====== SUPPLIED ENTRIES ======

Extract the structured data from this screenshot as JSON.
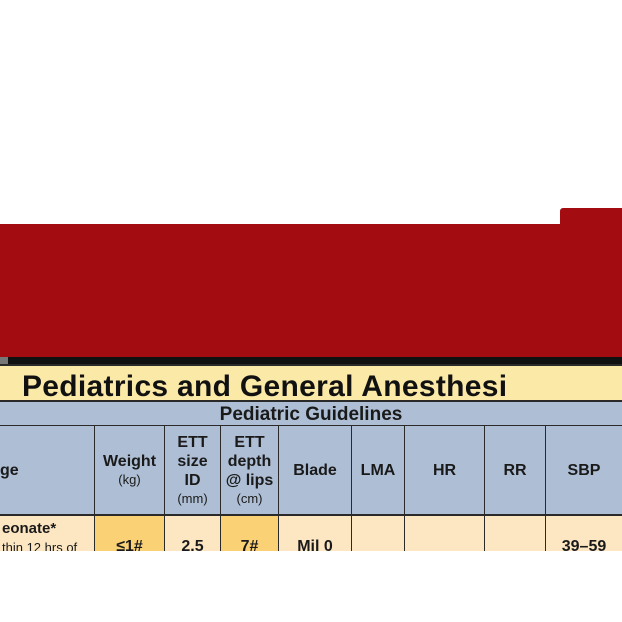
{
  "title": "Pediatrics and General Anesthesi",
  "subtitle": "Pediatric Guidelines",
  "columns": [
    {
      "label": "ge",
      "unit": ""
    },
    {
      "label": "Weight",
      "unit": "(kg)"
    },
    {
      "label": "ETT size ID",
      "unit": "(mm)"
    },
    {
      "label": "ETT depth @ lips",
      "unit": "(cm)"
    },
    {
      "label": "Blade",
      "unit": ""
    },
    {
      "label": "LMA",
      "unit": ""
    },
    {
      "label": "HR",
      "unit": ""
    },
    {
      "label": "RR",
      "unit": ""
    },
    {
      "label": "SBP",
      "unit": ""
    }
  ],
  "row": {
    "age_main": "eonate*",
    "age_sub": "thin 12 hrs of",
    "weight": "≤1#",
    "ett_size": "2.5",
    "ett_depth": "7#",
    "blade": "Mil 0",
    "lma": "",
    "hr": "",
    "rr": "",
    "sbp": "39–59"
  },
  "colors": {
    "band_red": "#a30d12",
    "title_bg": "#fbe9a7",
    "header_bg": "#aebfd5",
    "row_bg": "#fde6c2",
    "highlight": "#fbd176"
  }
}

======
====== SUPPLIED ENTRIES ======

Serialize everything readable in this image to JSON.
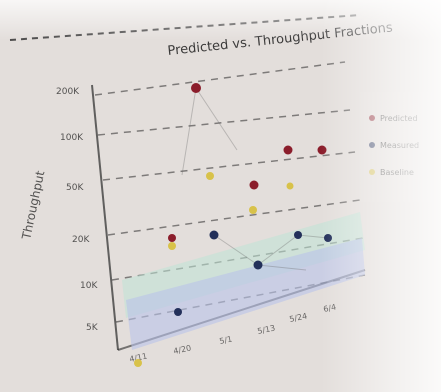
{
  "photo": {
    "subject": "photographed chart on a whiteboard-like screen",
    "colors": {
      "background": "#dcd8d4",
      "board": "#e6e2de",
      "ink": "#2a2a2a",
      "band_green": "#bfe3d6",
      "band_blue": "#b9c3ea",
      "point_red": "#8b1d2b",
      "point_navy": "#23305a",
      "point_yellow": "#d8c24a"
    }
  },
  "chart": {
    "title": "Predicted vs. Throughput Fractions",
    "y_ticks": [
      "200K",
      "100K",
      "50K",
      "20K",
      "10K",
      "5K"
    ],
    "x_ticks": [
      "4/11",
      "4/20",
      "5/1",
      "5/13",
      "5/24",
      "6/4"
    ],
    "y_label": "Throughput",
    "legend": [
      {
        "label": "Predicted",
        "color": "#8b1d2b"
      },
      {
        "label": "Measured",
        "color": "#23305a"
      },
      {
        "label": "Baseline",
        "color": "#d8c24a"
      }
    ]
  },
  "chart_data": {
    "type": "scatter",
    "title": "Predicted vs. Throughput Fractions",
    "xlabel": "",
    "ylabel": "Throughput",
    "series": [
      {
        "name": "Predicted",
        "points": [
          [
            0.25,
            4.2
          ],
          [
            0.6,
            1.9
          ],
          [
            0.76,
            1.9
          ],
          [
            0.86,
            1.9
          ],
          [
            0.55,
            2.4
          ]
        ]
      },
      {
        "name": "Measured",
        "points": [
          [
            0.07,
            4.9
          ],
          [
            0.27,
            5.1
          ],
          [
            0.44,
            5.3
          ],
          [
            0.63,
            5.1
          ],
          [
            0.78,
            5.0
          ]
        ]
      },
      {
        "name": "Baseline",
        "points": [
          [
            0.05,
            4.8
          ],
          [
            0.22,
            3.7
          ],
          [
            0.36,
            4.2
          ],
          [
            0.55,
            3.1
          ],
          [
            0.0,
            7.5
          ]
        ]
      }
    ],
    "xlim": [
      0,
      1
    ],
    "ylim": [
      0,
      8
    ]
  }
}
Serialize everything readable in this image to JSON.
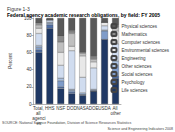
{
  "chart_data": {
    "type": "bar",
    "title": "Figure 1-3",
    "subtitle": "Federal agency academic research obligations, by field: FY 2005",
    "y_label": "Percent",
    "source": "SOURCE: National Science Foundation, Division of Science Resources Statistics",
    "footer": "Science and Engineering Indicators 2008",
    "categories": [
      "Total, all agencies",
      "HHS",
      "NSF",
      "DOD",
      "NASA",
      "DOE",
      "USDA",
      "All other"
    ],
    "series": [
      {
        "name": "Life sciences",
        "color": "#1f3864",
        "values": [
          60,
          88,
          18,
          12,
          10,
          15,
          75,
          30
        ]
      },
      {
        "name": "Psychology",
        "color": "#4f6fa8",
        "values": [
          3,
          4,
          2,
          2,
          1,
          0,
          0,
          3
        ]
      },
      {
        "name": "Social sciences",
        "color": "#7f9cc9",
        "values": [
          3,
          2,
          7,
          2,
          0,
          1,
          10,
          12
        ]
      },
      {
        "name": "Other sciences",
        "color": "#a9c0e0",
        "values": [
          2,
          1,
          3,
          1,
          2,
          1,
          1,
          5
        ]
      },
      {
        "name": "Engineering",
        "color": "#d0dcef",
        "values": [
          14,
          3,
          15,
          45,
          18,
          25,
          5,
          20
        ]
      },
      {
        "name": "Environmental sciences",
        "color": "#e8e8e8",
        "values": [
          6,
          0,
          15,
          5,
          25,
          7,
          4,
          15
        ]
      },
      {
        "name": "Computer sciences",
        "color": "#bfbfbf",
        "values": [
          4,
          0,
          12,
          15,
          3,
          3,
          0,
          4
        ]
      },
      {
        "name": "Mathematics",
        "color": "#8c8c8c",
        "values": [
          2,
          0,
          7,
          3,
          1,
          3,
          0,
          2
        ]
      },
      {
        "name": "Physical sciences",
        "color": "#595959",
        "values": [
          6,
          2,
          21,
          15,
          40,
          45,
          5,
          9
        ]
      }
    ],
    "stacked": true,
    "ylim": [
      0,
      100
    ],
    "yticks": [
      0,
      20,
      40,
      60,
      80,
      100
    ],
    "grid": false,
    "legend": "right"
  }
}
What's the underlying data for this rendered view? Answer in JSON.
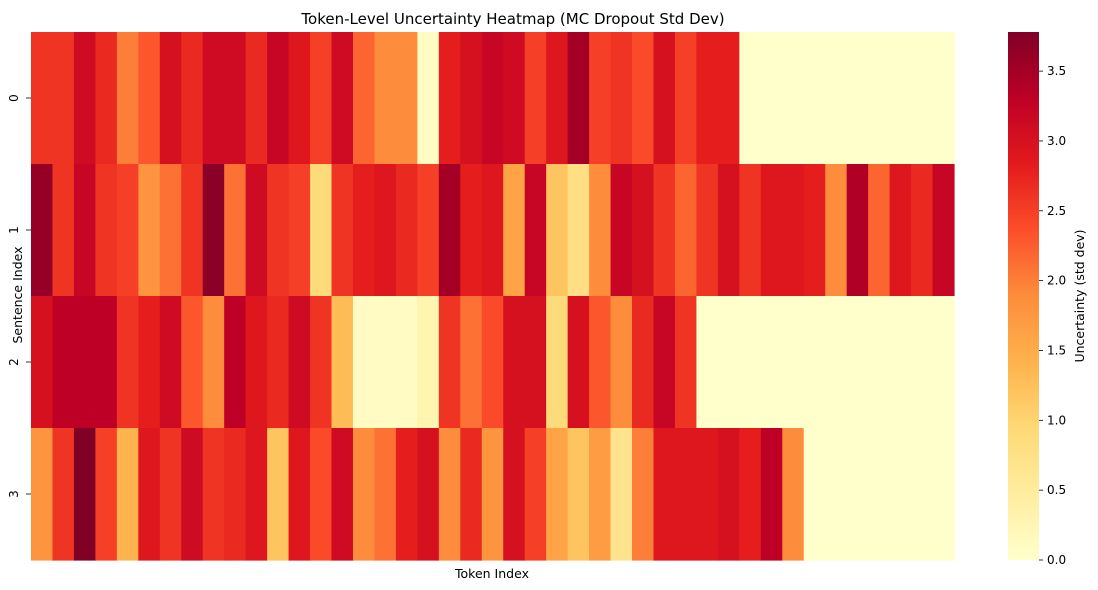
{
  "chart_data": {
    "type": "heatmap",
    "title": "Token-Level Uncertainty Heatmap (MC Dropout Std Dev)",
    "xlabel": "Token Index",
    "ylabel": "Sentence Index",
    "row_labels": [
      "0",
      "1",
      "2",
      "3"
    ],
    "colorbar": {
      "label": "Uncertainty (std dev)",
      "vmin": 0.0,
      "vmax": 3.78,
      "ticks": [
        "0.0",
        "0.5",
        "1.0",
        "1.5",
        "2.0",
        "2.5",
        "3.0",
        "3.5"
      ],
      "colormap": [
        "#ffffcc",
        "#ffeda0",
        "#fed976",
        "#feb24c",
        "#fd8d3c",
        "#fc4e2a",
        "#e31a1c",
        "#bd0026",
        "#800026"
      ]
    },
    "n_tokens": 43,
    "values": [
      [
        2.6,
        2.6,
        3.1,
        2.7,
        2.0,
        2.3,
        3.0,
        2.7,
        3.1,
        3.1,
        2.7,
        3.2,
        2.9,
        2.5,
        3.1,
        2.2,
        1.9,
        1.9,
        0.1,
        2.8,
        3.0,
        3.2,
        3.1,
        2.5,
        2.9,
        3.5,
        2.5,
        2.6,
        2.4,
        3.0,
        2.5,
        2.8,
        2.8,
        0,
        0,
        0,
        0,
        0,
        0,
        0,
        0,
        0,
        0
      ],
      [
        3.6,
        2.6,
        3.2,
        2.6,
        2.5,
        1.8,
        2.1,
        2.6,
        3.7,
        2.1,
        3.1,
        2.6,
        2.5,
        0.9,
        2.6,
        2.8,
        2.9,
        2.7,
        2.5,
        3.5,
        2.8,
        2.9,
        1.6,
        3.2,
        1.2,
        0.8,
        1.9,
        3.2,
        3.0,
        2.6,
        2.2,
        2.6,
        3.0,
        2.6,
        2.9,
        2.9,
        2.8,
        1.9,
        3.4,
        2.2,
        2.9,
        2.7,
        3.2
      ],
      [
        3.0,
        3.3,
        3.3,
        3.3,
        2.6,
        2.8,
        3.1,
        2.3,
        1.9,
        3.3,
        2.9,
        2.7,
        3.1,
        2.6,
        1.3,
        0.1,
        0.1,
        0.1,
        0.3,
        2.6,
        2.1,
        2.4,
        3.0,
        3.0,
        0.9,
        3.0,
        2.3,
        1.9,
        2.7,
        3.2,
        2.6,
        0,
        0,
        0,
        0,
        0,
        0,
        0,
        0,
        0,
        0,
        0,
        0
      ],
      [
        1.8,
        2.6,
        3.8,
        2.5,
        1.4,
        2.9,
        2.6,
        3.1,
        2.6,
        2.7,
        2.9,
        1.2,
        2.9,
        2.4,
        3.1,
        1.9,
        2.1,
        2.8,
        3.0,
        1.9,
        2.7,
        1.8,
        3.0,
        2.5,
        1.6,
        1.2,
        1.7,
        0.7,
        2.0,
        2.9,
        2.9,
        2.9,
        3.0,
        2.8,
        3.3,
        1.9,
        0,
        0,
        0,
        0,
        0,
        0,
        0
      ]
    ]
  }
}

======

TASK DESCRIPTION
Say how many lines have the string "Throughput" in them, offering no words beyond the number.

EXERCISE SOLUTION
4